> [TASK OBJECTIVE]
Work through the material below line by line and say how many lines include the word "snoo". Only the number, please.

------ RECORDS TO PROCESS ------

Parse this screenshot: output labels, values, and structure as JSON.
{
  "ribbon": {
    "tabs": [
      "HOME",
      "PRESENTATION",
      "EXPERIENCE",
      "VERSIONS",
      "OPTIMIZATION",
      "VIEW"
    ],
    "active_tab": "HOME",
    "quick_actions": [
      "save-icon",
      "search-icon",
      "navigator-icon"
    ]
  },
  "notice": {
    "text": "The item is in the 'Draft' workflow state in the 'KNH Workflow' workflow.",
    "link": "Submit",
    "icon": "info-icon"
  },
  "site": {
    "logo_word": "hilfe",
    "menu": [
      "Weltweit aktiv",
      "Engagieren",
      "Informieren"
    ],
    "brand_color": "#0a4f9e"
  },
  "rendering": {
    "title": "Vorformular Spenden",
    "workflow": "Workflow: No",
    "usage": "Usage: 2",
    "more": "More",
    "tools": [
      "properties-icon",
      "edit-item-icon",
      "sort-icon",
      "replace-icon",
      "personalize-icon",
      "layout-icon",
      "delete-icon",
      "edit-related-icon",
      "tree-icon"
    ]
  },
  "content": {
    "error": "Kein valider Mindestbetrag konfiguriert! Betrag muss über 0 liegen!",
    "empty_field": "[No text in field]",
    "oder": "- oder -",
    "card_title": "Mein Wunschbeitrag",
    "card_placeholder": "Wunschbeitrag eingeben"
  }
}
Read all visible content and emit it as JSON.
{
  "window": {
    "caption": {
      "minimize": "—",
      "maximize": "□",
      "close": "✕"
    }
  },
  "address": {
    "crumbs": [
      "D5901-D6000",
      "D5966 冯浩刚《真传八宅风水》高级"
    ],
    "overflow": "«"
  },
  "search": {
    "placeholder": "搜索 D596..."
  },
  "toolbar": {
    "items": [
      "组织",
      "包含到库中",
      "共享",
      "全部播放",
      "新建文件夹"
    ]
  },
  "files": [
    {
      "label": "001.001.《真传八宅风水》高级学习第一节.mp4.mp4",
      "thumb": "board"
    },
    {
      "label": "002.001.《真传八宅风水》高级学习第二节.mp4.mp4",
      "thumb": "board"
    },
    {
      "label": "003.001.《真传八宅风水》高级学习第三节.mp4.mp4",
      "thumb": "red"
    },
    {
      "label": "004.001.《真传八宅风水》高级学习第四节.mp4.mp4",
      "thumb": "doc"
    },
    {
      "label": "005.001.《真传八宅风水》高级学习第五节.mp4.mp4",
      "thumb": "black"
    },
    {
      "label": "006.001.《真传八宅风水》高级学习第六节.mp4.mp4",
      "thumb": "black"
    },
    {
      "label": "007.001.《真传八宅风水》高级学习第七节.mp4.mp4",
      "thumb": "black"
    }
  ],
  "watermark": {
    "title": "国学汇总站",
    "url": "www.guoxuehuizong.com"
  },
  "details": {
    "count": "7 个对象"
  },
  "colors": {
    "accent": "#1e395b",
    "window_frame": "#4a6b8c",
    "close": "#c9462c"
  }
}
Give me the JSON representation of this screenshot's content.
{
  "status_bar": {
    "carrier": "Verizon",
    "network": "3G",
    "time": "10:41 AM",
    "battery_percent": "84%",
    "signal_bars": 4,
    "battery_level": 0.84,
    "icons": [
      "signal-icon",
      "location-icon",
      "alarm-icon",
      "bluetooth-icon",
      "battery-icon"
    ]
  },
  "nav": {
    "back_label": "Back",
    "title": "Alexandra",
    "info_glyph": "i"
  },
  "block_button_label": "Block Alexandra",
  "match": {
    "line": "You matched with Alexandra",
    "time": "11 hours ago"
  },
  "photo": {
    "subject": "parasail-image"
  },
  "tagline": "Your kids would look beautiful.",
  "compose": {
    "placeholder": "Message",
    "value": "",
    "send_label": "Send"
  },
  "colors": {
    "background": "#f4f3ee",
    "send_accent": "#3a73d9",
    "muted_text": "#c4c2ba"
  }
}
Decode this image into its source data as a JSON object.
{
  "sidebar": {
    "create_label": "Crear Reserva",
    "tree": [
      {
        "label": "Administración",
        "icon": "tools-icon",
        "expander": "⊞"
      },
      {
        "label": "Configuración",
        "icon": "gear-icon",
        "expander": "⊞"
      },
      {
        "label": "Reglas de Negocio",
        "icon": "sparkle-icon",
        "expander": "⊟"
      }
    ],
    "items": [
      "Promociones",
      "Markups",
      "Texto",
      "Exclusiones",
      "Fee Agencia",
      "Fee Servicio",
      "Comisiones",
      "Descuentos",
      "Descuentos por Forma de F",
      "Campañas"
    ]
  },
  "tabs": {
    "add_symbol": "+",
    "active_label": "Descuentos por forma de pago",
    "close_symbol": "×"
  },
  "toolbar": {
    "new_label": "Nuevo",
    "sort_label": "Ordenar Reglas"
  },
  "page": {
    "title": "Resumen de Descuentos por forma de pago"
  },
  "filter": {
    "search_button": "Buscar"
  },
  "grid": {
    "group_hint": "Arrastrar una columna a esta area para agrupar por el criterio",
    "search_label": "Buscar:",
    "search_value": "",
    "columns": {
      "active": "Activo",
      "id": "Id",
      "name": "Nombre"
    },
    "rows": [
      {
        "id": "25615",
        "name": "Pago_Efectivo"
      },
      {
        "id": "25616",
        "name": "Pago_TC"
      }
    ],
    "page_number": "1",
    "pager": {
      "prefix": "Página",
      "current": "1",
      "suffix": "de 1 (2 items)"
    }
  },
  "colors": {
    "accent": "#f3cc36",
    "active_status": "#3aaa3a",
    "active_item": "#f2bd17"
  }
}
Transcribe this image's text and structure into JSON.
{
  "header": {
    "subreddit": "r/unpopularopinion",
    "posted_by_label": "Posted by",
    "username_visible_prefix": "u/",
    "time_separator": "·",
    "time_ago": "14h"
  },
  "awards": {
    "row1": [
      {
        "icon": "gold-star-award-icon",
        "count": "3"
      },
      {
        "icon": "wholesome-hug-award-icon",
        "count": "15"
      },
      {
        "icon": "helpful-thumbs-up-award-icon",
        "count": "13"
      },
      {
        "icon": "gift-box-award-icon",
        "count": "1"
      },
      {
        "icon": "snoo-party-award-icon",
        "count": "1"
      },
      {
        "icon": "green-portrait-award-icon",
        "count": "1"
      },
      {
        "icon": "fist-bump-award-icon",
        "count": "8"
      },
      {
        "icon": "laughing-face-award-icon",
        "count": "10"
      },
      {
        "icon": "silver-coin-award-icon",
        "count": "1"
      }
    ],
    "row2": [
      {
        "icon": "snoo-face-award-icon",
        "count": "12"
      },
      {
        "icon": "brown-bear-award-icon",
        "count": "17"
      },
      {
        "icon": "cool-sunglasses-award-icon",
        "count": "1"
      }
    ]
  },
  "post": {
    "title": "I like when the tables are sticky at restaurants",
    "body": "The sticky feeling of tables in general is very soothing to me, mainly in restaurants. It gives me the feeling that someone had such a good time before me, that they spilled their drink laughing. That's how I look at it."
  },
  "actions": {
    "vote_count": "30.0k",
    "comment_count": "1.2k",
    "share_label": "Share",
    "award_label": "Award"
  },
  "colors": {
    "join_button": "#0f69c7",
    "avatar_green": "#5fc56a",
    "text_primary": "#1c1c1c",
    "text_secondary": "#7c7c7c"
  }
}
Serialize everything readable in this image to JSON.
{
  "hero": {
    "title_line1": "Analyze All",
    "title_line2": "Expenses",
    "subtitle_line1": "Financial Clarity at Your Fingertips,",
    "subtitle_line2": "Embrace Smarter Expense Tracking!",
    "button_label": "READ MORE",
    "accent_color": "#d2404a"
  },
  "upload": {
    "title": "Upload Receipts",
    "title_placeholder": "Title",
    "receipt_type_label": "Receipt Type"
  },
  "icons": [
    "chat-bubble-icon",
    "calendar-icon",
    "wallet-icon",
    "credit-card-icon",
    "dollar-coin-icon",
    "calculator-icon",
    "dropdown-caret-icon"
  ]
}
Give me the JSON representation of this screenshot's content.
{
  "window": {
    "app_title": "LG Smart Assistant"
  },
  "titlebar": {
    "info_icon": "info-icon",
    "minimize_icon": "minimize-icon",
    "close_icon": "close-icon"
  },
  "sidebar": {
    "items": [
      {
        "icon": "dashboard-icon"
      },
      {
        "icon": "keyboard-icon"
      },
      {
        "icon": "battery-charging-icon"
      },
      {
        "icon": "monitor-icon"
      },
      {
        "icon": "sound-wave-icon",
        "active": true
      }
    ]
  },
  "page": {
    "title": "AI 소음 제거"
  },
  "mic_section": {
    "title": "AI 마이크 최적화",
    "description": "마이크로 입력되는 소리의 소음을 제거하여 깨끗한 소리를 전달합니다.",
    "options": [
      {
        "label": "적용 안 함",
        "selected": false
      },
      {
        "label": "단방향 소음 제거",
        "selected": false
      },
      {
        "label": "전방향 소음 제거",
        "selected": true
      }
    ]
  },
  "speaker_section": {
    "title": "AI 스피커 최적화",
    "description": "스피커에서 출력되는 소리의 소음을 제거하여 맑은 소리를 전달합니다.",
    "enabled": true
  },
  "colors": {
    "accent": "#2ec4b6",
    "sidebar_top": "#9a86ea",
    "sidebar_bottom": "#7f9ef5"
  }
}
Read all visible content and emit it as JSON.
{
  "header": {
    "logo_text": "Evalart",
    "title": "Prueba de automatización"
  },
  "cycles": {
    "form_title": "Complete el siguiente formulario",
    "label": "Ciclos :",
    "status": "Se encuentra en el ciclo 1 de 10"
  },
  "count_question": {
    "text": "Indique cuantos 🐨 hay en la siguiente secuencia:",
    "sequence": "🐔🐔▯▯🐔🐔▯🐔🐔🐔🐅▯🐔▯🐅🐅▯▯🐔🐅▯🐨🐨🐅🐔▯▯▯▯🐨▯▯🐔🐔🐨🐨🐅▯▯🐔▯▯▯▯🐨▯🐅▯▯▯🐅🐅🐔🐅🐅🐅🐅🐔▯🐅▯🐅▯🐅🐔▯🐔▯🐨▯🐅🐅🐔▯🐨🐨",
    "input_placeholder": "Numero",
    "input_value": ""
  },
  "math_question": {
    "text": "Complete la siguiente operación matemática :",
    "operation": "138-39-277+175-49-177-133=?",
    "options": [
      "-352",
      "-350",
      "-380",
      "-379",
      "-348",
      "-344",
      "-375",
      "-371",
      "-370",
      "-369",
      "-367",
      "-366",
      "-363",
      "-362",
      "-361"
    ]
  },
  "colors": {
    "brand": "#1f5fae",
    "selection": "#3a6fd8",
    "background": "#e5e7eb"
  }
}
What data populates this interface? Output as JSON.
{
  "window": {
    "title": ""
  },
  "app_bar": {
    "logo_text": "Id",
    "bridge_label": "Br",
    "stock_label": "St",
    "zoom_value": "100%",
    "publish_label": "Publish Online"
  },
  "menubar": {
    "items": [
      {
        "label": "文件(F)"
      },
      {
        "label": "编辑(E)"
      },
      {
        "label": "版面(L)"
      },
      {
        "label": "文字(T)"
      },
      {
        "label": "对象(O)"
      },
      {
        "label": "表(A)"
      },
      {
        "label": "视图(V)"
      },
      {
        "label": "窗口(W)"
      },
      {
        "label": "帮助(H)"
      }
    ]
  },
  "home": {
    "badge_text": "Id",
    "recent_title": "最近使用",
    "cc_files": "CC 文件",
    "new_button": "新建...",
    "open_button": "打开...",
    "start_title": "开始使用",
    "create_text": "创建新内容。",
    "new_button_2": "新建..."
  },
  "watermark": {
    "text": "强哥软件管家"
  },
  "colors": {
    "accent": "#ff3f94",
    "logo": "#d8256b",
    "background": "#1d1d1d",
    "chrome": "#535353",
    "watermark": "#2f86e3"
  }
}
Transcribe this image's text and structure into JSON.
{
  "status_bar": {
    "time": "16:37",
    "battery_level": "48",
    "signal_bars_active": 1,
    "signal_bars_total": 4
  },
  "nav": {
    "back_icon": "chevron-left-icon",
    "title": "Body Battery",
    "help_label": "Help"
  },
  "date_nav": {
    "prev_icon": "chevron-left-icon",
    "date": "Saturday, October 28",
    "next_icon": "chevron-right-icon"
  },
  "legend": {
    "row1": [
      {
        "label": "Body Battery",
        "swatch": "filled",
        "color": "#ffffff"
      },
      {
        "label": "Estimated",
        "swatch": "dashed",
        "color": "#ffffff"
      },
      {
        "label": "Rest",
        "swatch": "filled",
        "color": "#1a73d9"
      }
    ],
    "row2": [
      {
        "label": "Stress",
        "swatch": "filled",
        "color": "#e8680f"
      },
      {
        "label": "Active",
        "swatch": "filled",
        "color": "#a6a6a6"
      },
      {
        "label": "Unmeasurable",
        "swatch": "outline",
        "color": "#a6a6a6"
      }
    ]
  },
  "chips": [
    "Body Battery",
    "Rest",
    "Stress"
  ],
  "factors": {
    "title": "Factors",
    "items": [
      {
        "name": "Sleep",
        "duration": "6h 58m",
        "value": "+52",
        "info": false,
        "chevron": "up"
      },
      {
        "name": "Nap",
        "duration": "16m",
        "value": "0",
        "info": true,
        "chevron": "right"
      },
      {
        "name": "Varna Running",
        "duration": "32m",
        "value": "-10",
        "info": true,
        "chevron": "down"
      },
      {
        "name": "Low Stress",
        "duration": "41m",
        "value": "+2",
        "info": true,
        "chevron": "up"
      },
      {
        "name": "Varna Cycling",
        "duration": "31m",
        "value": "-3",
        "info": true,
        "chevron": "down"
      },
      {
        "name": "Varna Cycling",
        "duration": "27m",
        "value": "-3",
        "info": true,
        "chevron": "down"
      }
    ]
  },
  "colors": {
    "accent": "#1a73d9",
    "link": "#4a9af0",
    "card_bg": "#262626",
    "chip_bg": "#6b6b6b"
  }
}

------

> [RESULT OF THIS EXERCISE]
2